── PROVIDED MATERIAL ──
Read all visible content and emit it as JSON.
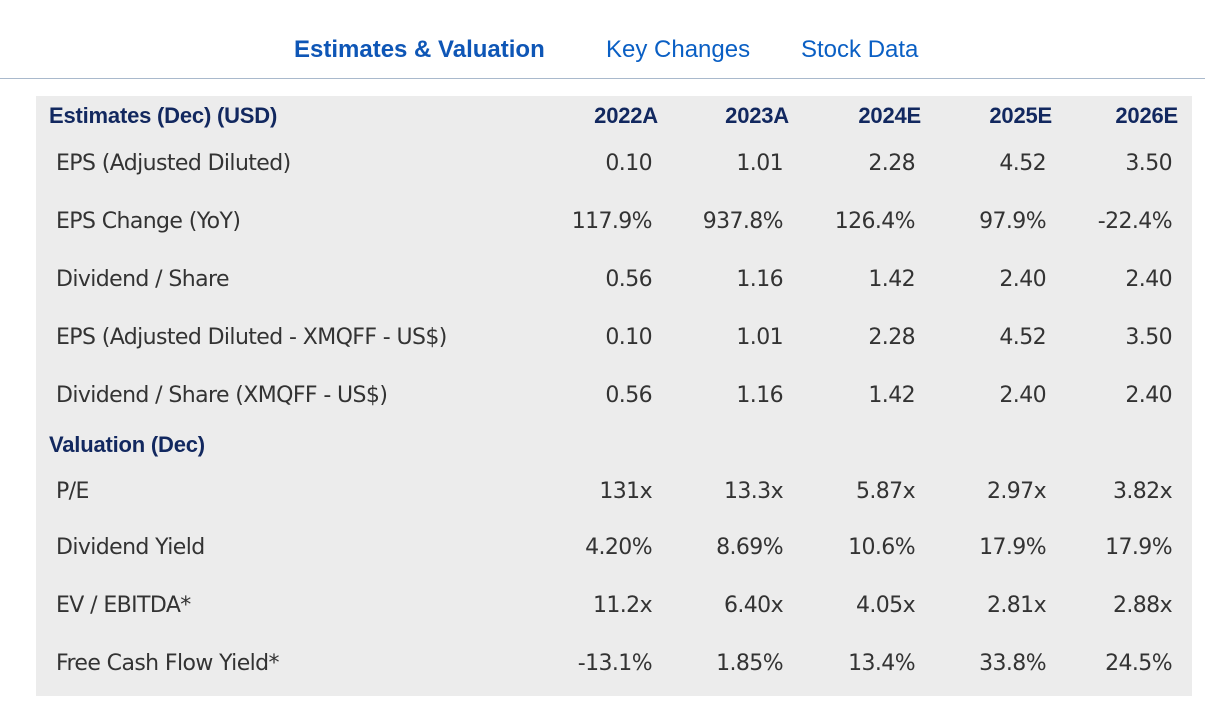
{
  "tabs": [
    {
      "label": "Estimates & Valuation",
      "active": true
    },
    {
      "label": "Key Changes",
      "active": false
    },
    {
      "label": "Stock Data",
      "active": false
    }
  ],
  "colors": {
    "tab_text": "#0a5fc4",
    "header_text": "#12285f",
    "panel_bg": "#ececec",
    "divider": "#a9b9cc"
  },
  "estimates": {
    "header": "Estimates (Dec) (USD)",
    "years": [
      "2022A",
      "2023A",
      "2024E",
      "2025E",
      "2026E"
    ],
    "rows": [
      {
        "label": "EPS (Adjusted Diluted)",
        "values": [
          "0.10",
          "1.01",
          "2.28",
          "4.52",
          "3.50"
        ]
      },
      {
        "label": "EPS Change (YoY)",
        "values": [
          "117.9%",
          "937.8%",
          "126.4%",
          "97.9%",
          "-22.4%"
        ]
      },
      {
        "label": "Dividend / Share",
        "values": [
          "0.56",
          "1.16",
          "1.42",
          "2.40",
          "2.40"
        ]
      },
      {
        "label": "EPS (Adjusted Diluted - XMQFF - US$)",
        "values": [
          "0.10",
          "1.01",
          "2.28",
          "4.52",
          "3.50"
        ]
      },
      {
        "label": "Dividend / Share (XMQFF - US$)",
        "values": [
          "0.56",
          "1.16",
          "1.42",
          "2.40",
          "2.40"
        ]
      }
    ]
  },
  "valuation": {
    "header": "Valuation (Dec)",
    "rows": [
      {
        "label": "P/E",
        "values": [
          "131x",
          "13.3x",
          "5.87x",
          "2.97x",
          "3.82x"
        ]
      },
      {
        "label": "Dividend Yield",
        "values": [
          "4.20%",
          "8.69%",
          "10.6%",
          "17.9%",
          "17.9%"
        ]
      },
      {
        "label": "EV / EBITDA*",
        "values": [
          "11.2x",
          "6.40x",
          "4.05x",
          "2.81x",
          "2.88x"
        ]
      },
      {
        "label": "Free Cash Flow Yield*",
        "values": [
          "-13.1%",
          "1.85%",
          "13.4%",
          "33.8%",
          "24.5%"
        ]
      }
    ]
  }
}
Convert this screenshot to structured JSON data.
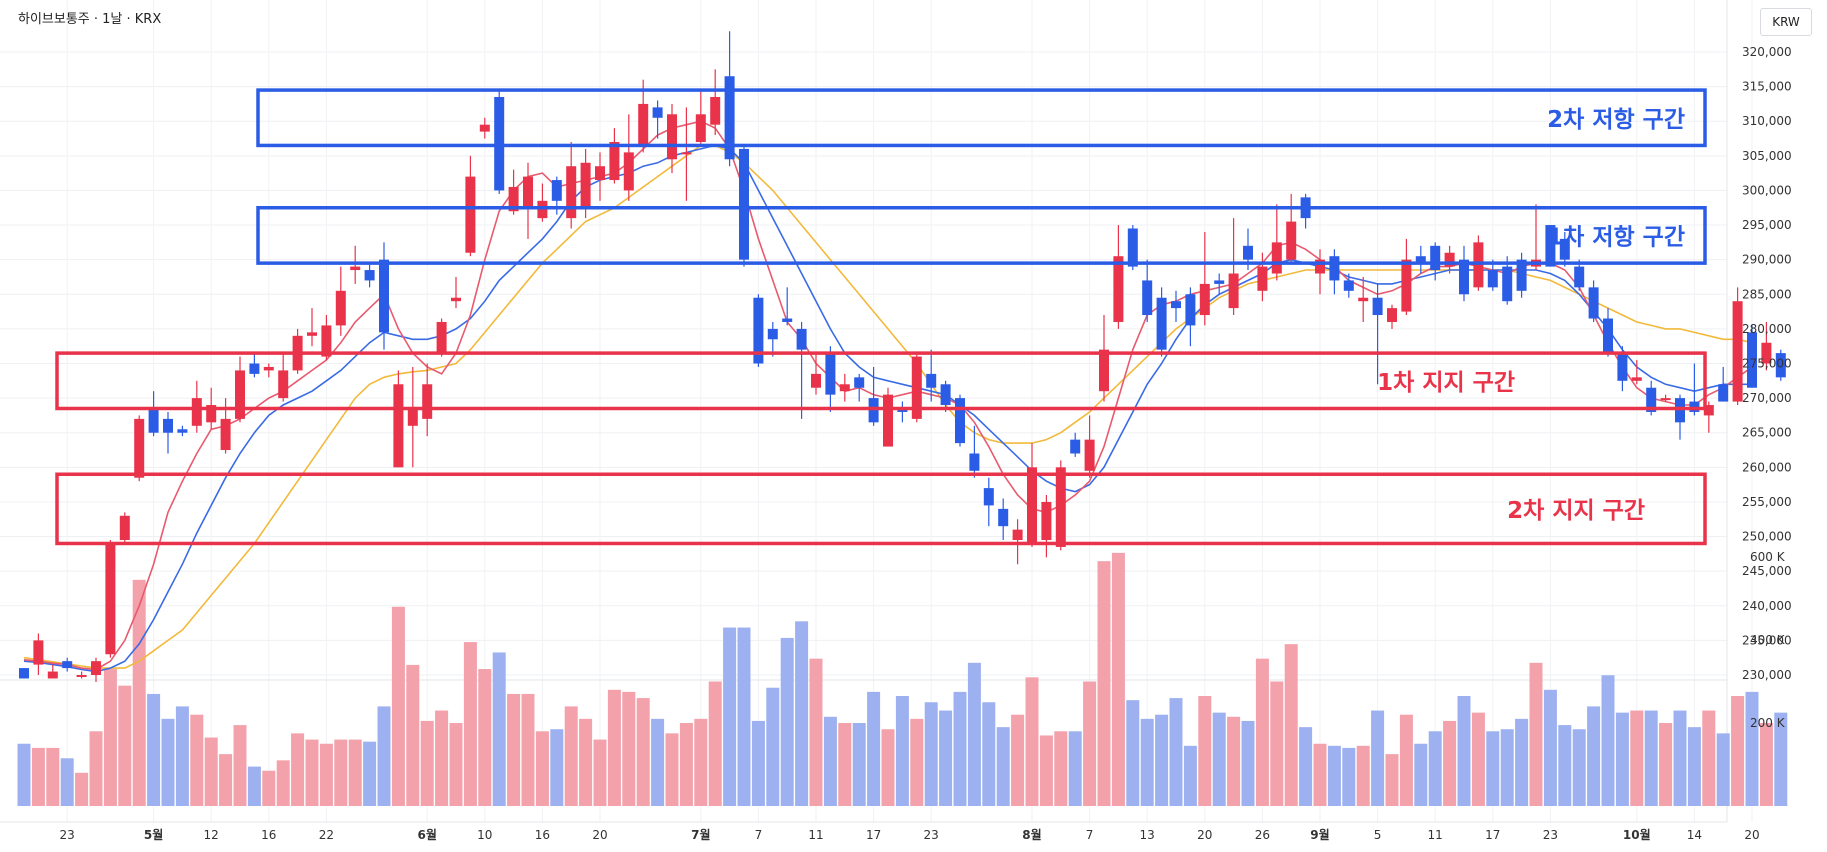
{
  "header": {
    "symbol": "하이브보통주 · 1날 · KRX",
    "currency": "KRW"
  },
  "colors": {
    "up": "#e8334a",
    "down": "#2b5ce6",
    "ma5": "#e85a6e",
    "ma10": "#3a6be6",
    "ma20": "#f2b93a",
    "vol_up": "#f3a1ab",
    "vol_down": "#9db0f0",
    "resist": "#2b5ce6",
    "support": "#e8334a"
  },
  "zones": [
    {
      "label": "2차 저항 구간",
      "type": "resistance",
      "low": 306500,
      "high": 314500
    },
    {
      "label": "1차 저항 구간",
      "type": "resistance",
      "low": 289500,
      "high": 297500
    },
    {
      "label": "1차 지지 구간",
      "type": "support",
      "low": 268500,
      "high": 276500
    },
    {
      "label": "2차 지지 구간",
      "type": "support",
      "low": 249000,
      "high": 259000
    }
  ],
  "chart_data": {
    "type": "candlestick",
    "price_axis": {
      "min": 230000,
      "max": 320000,
      "ticks": [
        "230,000",
        "235,000",
        "240,000",
        "245,000",
        "250,000",
        "255,000",
        "260,000",
        "265,000",
        "270,000",
        "275,000",
        "280,000",
        "285,000",
        "290,000",
        "295,000",
        "300,000",
        "305,000",
        "310,000",
        "315,000",
        "320,000"
      ]
    },
    "volume_axis": {
      "ticks": [
        "200 K",
        "400 K",
        "600 K"
      ],
      "tick_values": [
        200000,
        400000,
        600000
      ]
    },
    "x_labels": [
      {
        "i": 3,
        "t": "23"
      },
      {
        "i": 9,
        "t": "5월"
      },
      {
        "i": 13,
        "t": "12"
      },
      {
        "i": 17,
        "t": "16"
      },
      {
        "i": 21,
        "t": "22"
      },
      {
        "i": 28,
        "t": "6월"
      },
      {
        "i": 32,
        "t": "10"
      },
      {
        "i": 36,
        "t": "16"
      },
      {
        "i": 40,
        "t": "20"
      },
      {
        "i": 47,
        "t": "7월"
      },
      {
        "i": 51,
        "t": "7"
      },
      {
        "i": 55,
        "t": "11"
      },
      {
        "i": 59,
        "t": "17"
      },
      {
        "i": 63,
        "t": "23"
      },
      {
        "i": 70,
        "t": "8월"
      },
      {
        "i": 74,
        "t": "7"
      },
      {
        "i": 78,
        "t": "13"
      },
      {
        "i": 82,
        "t": "20"
      },
      {
        "i": 86,
        "t": "26"
      },
      {
        "i": 90,
        "t": "9월"
      },
      {
        "i": 94,
        "t": "5"
      },
      {
        "i": 98,
        "t": "11"
      },
      {
        "i": 102,
        "t": "17"
      },
      {
        "i": 106,
        "t": "23"
      },
      {
        "i": 112,
        "t": "10월"
      },
      {
        "i": 116,
        "t": "14"
      },
      {
        "i": 120,
        "t": "20"
      }
    ],
    "candles": [
      [
        231000,
        229500,
        231000,
        229500,
        150000
      ],
      [
        231500,
        235000,
        236000,
        230000,
        140000
      ],
      [
        229500,
        230500,
        231500,
        229500,
        140000
      ],
      [
        232000,
        231000,
        232500,
        230500,
        115000
      ],
      [
        230000,
        230000,
        230500,
        229500,
        80000
      ],
      [
        230000,
        232000,
        232500,
        229000,
        180000
      ],
      [
        233000,
        249000,
        249500,
        232500,
        330000
      ],
      [
        249500,
        253000,
        253500,
        249000,
        290000
      ],
      [
        258500,
        267000,
        267500,
        258000,
        545000
      ],
      [
        268500,
        265000,
        271000,
        264500,
        270000
      ],
      [
        267000,
        265000,
        268000,
        262000,
        210000
      ],
      [
        265500,
        265000,
        266000,
        264500,
        240000
      ],
      [
        266000,
        270000,
        272500,
        265000,
        220000
      ],
      [
        266500,
        269000,
        271500,
        265500,
        165000
      ],
      [
        262500,
        267000,
        270000,
        262000,
        125000
      ],
      [
        267000,
        274000,
        276000,
        266500,
        195000
      ],
      [
        275000,
        273500,
        276500,
        273000,
        95000
      ],
      [
        274000,
        274500,
        275000,
        273000,
        85000
      ],
      [
        270000,
        274000,
        276500,
        269500,
        110000
      ],
      [
        274000,
        279000,
        280000,
        273500,
        175000
      ],
      [
        279000,
        279500,
        283000,
        277500,
        160000
      ],
      [
        276000,
        280500,
        282000,
        275500,
        150000
      ],
      [
        280500,
        285500,
        289000,
        279000,
        160000
      ],
      [
        288500,
        289000,
        292000,
        286500,
        160000
      ],
      [
        288500,
        287000,
        289500,
        286000,
        155000
      ],
      [
        290000,
        279500,
        292500,
        277000,
        240000
      ],
      [
        260000,
        272000,
        274000,
        260000,
        480000
      ],
      [
        266000,
        268500,
        274500,
        260000,
        340000
      ],
      [
        267000,
        272000,
        275000,
        264500,
        205000
      ],
      [
        276500,
        281000,
        281500,
        276000,
        230000
      ],
      [
        284000,
        284500,
        287500,
        283000,
        200000
      ],
      [
        291000,
        302000,
        305000,
        290500,
        395000
      ],
      [
        308500,
        309500,
        310500,
        307500,
        330000
      ],
      [
        313500,
        300000,
        314500,
        299500,
        370000
      ],
      [
        297000,
        300500,
        303000,
        296500,
        270000
      ],
      [
        297500,
        302000,
        304000,
        293000,
        270000
      ],
      [
        296000,
        298500,
        301000,
        295500,
        180000
      ],
      [
        301500,
        298500,
        302000,
        296500,
        185000
      ],
      [
        296000,
        303500,
        307000,
        294500,
        240000
      ],
      [
        297500,
        304000,
        306000,
        296000,
        210000
      ],
      [
        301500,
        303500,
        305500,
        298500,
        160000
      ],
      [
        301500,
        307000,
        309000,
        301000,
        280000
      ],
      [
        300000,
        305500,
        311000,
        298500,
        275000
      ],
      [
        306500,
        312500,
        316000,
        305500,
        260000
      ],
      [
        312000,
        310500,
        313000,
        307500,
        210000
      ],
      [
        304500,
        311000,
        312500,
        302500,
        175000
      ],
      [
        305500,
        305500,
        312000,
        298500,
        200000
      ],
      [
        307000,
        311000,
        314500,
        306500,
        210000
      ],
      [
        309500,
        313500,
        317500,
        308000,
        300000
      ],
      [
        316500,
        304500,
        323000,
        303500,
        430000
      ],
      [
        306000,
        290000,
        306500,
        289000,
        430000
      ],
      [
        284500,
        275000,
        285000,
        274500,
        205000
      ],
      [
        280000,
        278500,
        281000,
        276000,
        285000
      ],
      [
        281500,
        281000,
        286000,
        280500,
        405000
      ],
      [
        280000,
        277000,
        281000,
        267000,
        445000
      ],
      [
        271500,
        273500,
        276500,
        270500,
        355000
      ],
      [
        276500,
        270500,
        277500,
        268000,
        215000
      ],
      [
        271000,
        272000,
        273500,
        269500,
        200000
      ],
      [
        273000,
        271500,
        273500,
        269500,
        200000
      ],
      [
        270000,
        266500,
        274500,
        266000,
        275000
      ],
      [
        263000,
        270500,
        271500,
        263000,
        185000
      ],
      [
        268500,
        268000,
        269500,
        266500,
        265000
      ],
      [
        267000,
        276000,
        276500,
        266500,
        210000
      ],
      [
        273500,
        271500,
        277000,
        269500,
        250000
      ],
      [
        272000,
        269000,
        272500,
        268000,
        230000
      ],
      [
        270000,
        263500,
        270500,
        263000,
        275000
      ],
      [
        262000,
        259500,
        266000,
        258500,
        345000
      ],
      [
        257000,
        254500,
        258500,
        251500,
        250000
      ],
      [
        254000,
        251500,
        255500,
        249500,
        190000
      ],
      [
        249500,
        251000,
        252500,
        246000,
        220000
      ],
      [
        249000,
        260000,
        263500,
        248500,
        310000
      ],
      [
        249500,
        255000,
        256000,
        247000,
        170000
      ],
      [
        248500,
        260000,
        261000,
        248000,
        180000
      ],
      [
        264000,
        262000,
        265000,
        261500,
        180000
      ],
      [
        259500,
        264000,
        267500,
        258500,
        300000
      ],
      [
        271000,
        277000,
        282000,
        269500,
        590000
      ],
      [
        281000,
        290500,
        295000,
        280000,
        610000
      ],
      [
        294500,
        289000,
        295000,
        288500,
        255000
      ],
      [
        287000,
        282000,
        290000,
        281000,
        210000
      ],
      [
        284500,
        277000,
        286000,
        276000,
        220000
      ],
      [
        284000,
        283000,
        285500,
        281000,
        260000
      ],
      [
        285000,
        280500,
        286000,
        277500,
        145000
      ],
      [
        282000,
        286500,
        294000,
        280500,
        265000
      ],
      [
        287000,
        286500,
        288000,
        285000,
        225000
      ],
      [
        283000,
        288000,
        296000,
        282000,
        215000
      ],
      [
        292000,
        290000,
        294500,
        288500,
        205000
      ],
      [
        285500,
        289000,
        291000,
        284000,
        355000
      ],
      [
        288000,
        292500,
        298000,
        287000,
        300000
      ],
      [
        290000,
        295500,
        299500,
        289500,
        390000
      ],
      [
        299000,
        296000,
        299500,
        294500,
        190000
      ],
      [
        288000,
        290000,
        291500,
        285000,
        150000
      ],
      [
        290500,
        287000,
        291500,
        285000,
        145000
      ],
      [
        287000,
        285500,
        288000,
        284500,
        140000
      ],
      [
        284000,
        284500,
        287500,
        281000,
        145000
      ],
      [
        284500,
        282000,
        286500,
        272000,
        230000
      ],
      [
        281000,
        283000,
        283500,
        280000,
        125000
      ],
      [
        282500,
        290000,
        293000,
        282000,
        220000
      ],
      [
        290500,
        289500,
        292000,
        288000,
        150000
      ],
      [
        292000,
        288500,
        292500,
        287000,
        180000
      ],
      [
        289000,
        291000,
        292000,
        288000,
        205000
      ],
      [
        290000,
        285000,
        292000,
        284000,
        265000
      ],
      [
        286000,
        292500,
        293500,
        285500,
        225000
      ],
      [
        288500,
        286000,
        290000,
        285500,
        180000
      ],
      [
        289000,
        284000,
        290500,
        283500,
        185000
      ],
      [
        290000,
        285500,
        291000,
        284500,
        210000
      ],
      [
        289000,
        290000,
        298000,
        288500,
        345000
      ],
      [
        295000,
        289000,
        295000,
        289000,
        280000
      ],
      [
        293000,
        290000,
        294000,
        289000,
        195000
      ],
      [
        289000,
        286000,
        290000,
        285500,
        185000
      ],
      [
        286000,
        281500,
        287000,
        281000,
        240000
      ],
      [
        281500,
        276500,
        283000,
        276000,
        315000
      ],
      [
        276500,
        272500,
        277500,
        271000,
        225000
      ],
      [
        272500,
        273000,
        275500,
        272000,
        230000
      ],
      [
        271500,
        268000,
        272500,
        267500,
        230000
      ],
      [
        270000,
        270000,
        270500,
        269500,
        200000
      ],
      [
        270000,
        266500,
        270500,
        264000,
        230000
      ],
      [
        269500,
        268000,
        275000,
        267500,
        190000
      ],
      [
        267500,
        269000,
        269500,
        265000,
        230000
      ],
      [
        272000,
        269500,
        274500,
        269500,
        175000
      ],
      [
        269500,
        284000,
        286000,
        269000,
        265000
      ],
      [
        279500,
        271500,
        280500,
        271500,
        275000
      ],
      [
        275000,
        278000,
        281000,
        274000,
        200000
      ],
      [
        276500,
        273000,
        277000,
        272500,
        225000
      ]
    ],
    "ma5": [
      232200,
      232000,
      231700,
      231500,
      231000,
      230800,
      232000,
      235000,
      240000,
      246000,
      253500,
      258000,
      262000,
      265500,
      266000,
      267000,
      268500,
      270000,
      271000,
      272500,
      274000,
      275500,
      278000,
      281000,
      283000,
      285000,
      280000,
      276500,
      274500,
      273500,
      276500,
      282000,
      290000,
      297000,
      300000,
      302000,
      302500,
      300500,
      301000,
      301500,
      302000,
      302500,
      304000,
      306000,
      308000,
      309000,
      309500,
      310000,
      309000,
      306000,
      300000,
      293000,
      287000,
      281000,
      278500,
      275000,
      273000,
      271000,
      271500,
      270500,
      270000,
      270500,
      271000,
      270500,
      270000,
      269000,
      266500,
      263000,
      259000,
      256000,
      254000,
      253500,
      254500,
      256000,
      258000,
      263000,
      270000,
      277000,
      282000,
      283500,
      284000,
      285000,
      285500,
      286000,
      286500,
      288000,
      289500,
      292000,
      292500,
      291500,
      290000,
      289000,
      287000,
      286000,
      285000,
      285500,
      286500,
      288000,
      289000,
      289000,
      289500,
      289000,
      288500,
      288000,
      289000,
      289500,
      289500,
      288500,
      286000,
      282000,
      278000,
      274500,
      271500,
      270000,
      269500,
      269000,
      269000,
      270500,
      271500,
      273000,
      274500
    ],
    "ma10": [
      232000,
      231800,
      231500,
      231200,
      230800,
      230500,
      231000,
      232000,
      234500,
      238000,
      242000,
      246000,
      250500,
      254500,
      258500,
      262000,
      265000,
      267500,
      269000,
      270000,
      271000,
      272500,
      274000,
      276000,
      278000,
      279500,
      279000,
      278500,
      278500,
      279000,
      280000,
      281500,
      284000,
      287000,
      289000,
      291000,
      293000,
      295500,
      298500,
      300500,
      301500,
      302000,
      302500,
      303500,
      304000,
      305000,
      305500,
      306000,
      306500,
      306000,
      304000,
      300000,
      296000,
      292000,
      288000,
      284000,
      280000,
      276500,
      274500,
      273000,
      272500,
      272000,
      271500,
      271000,
      270500,
      269000,
      267500,
      265500,
      263500,
      261500,
      259500,
      258000,
      257000,
      256500,
      257500,
      260000,
      264000,
      268000,
      272000,
      275000,
      278500,
      281500,
      283500,
      285000,
      286000,
      287000,
      288000,
      289500,
      290000,
      289500,
      289000,
      288500,
      287500,
      287000,
      286500,
      286500,
      287000,
      287500,
      288000,
      288500,
      288500,
      288500,
      288500,
      288500,
      288500,
      288500,
      288000,
      287000,
      285000,
      282500,
      280000,
      277000,
      274500,
      273000,
      272000,
      271500,
      271000,
      271500,
      272000,
      272000,
      272000
    ],
    "ma20": [
      232500,
      232200,
      231900,
      231600,
      231300,
      231000,
      231000,
      231000,
      232000,
      233500,
      235000,
      236500,
      239000,
      241500,
      244000,
      246500,
      249000,
      252000,
      255000,
      258000,
      261000,
      264000,
      267000,
      270000,
      272000,
      273000,
      273500,
      273800,
      274000,
      274500,
      275000,
      277000,
      279500,
      282000,
      284500,
      287000,
      289500,
      291500,
      293500,
      295500,
      296500,
      297500,
      299000,
      300500,
      302000,
      303500,
      305000,
      306500,
      306500,
      305500,
      304000,
      302000,
      300000,
      297500,
      295000,
      292500,
      290000,
      287500,
      285000,
      282500,
      280000,
      277500,
      275000,
      272000,
      269000,
      266500,
      265000,
      264000,
      263500,
      263500,
      263500,
      264000,
      265000,
      266500,
      268000,
      270000,
      272000,
      274000,
      276000,
      278000,
      280000,
      281500,
      283000,
      284500,
      285500,
      286500,
      287000,
      287500,
      288000,
      288500,
      288500,
      288500,
      288500,
      288500,
      288500,
      288500,
      288500,
      288500,
      288500,
      288500,
      288500,
      288500,
      288500,
      288500,
      288000,
      287500,
      287000,
      286000,
      285000,
      284000,
      283000,
      282000,
      281000,
      280500,
      280000,
      280000,
      279500,
      279000,
      278500,
      278500,
      278000
    ]
  }
}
───
EXERCISE AIM |
Select all lines in the listing that include the word "Adjusted".

RESULT OF THIS TASK |
        "label": "EPS (Adjusted Diluted)",
        "label": "EPS (Adjusted Diluted - XMQFF - US$)",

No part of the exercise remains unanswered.